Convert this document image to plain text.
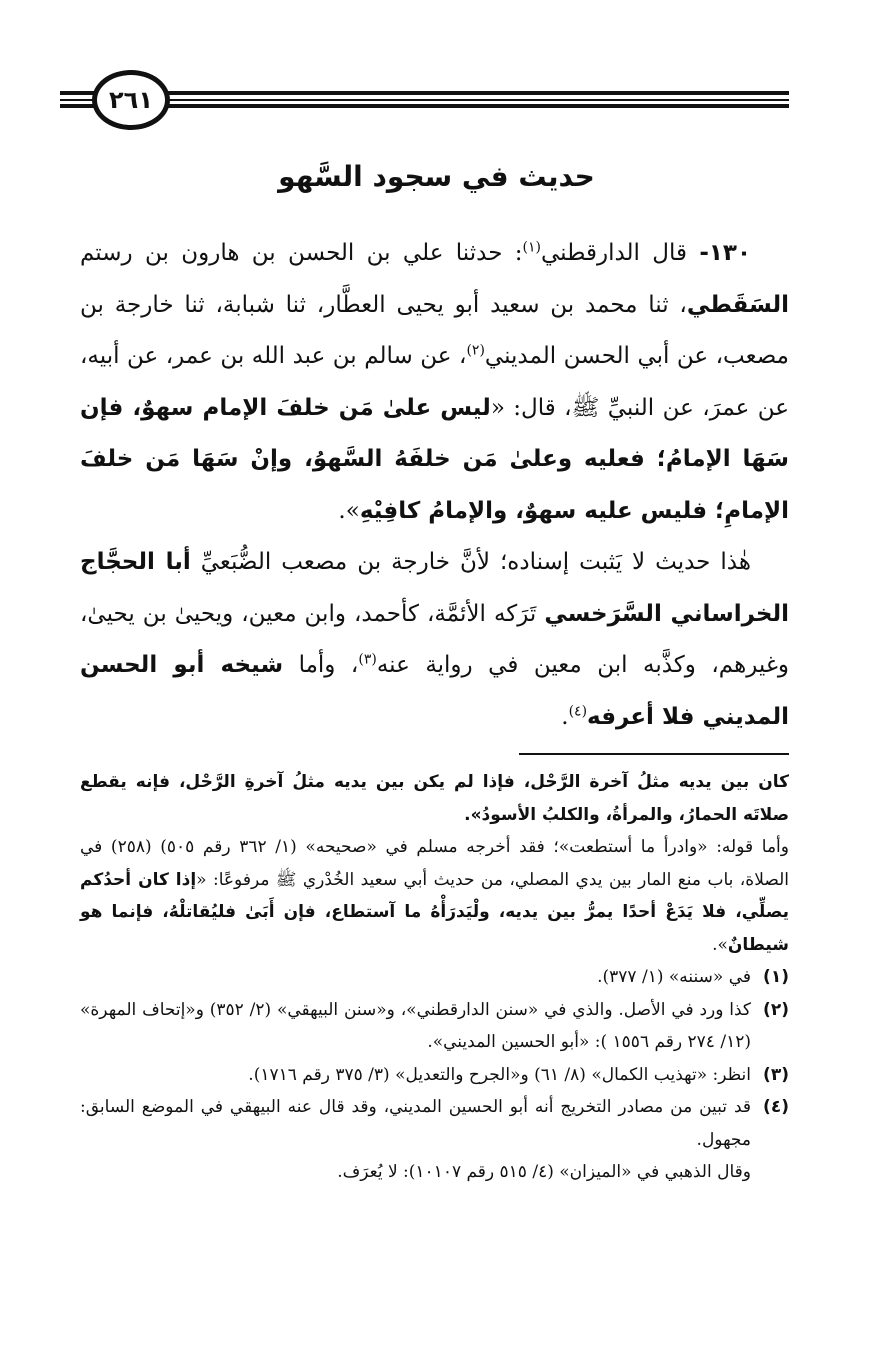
٢٦١
حديث في سجود السَّهو

١٣٠- قال الدارقطني$^{(١)}$: حدثنا علي بن الحسن بن هارون بن رستم السَقَطي، ثنا محمد بن سعيد أبو يحيى العطَّار، ثنا شبابة، ثنا خارجة بن مصعب، عن أبي الحسن المديني$^{(٢)}$، عن سالم بن عبد الله بن عمر، عن أبيه، عن عمرَ، عن النبيِّ ﷺ، قال: «ليس علىٰ مَن خلفَ الإمام سهوٌ، فإن سَهَا الإمامُ؛ فعليه وعلىٰ مَن خلفَهُ السَّهوُ، وإنْ سَهَا مَن خلفَ الإمامِ؛ فليس عليه سهوٌ، والإمامُ كافِيْهِ».

هٰذا حديث لا يَثبت إسناده؛ لأنَّ خارجة بن مصعب الضُّبَعيِّ أبا الحجَّاج الخراساني السَّرَخسي تَرَكه الأئمَّة، كأحمد، وابن معين، ويحيىٰ بن يحيىٰ، وغيرهم، وكذَّبه ابن معين في رواية عنه$^{(٣)}$، وأما شيخه أبو الحسن المديني فلا أعرفه$^{(٤)}$.

كان بين يديه مثلُ آخرة الرَّحْل، فإذا لم يكن بين يديه مثلُ آخرةِ الرَّحْل، فإنه يقطع صلاتَه الحمارُ، والمرأةُ، والكلبُ الأسودُ».

وأما قوله: «وادرأ ما أستطعت»؛ فقد أخرجه مسلم في «صحيحه» (١/ ٣٦٢ رقم ٥٠٥) (٢٥٨) في الصلاة، باب منع المار بين يدي المصلي، من حديث أبي سعيد الخُدْري ﷺ مرفوعًا: «إذا كان أحدُكم يصلِّي، فلا يَدَعْ أحدًا يمرُّ بين يديه، ولْيَدرَأْهُ ما آستطاع، فإن أَبَىٰ فليُقاتلْهُ، فإنما هو شيطانٌ».

(١)
في «سننه» (١/ ٣٧٧).
(٢)
كذا ورد في الأصل. والذي في «سنن الدارقطني»، و«سنن البيهقي» (٢/ ٣٥٢) و«إتحاف المهرة» (١٢/ ٢٧٤ رقم ١٥٥٦ ): «أبو الحسين المديني».
(٣)
انظر: «تهذيب الكمال» (٨/ ٦١) و«الجرح والتعديل» (٣/ ٣٧٥ رقم ١٧١٦).
(٤)
قد تبين من مصادر التخريج أنه أبو الحسين المديني، وقد قال عنه البيهقي في الموضع السابق: مجهول.
وقال الذهبي في «الميزان» (٤/ ٥١٥ رقم ١٠١٠٧): لا يُعرَف.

:::::

◆ **What to work on**
Copy each line of the listing that holds the word "الحسين".

◆ **Output**
كذا ورد في الأصل. والذي في «سنن الدارقطني»، و«سنن البيهقي» (٢/ ٣٥٢) و«إتحاف المهرة» (١٢/ ٢٧٤ رقم ١٥٥٦ ): «أبو الحسين المديني».
قد تبين من مصادر التخريج أنه أبو الحسين المديني، وقد قال عنه البيهقي في الموضع السابق: مجهول.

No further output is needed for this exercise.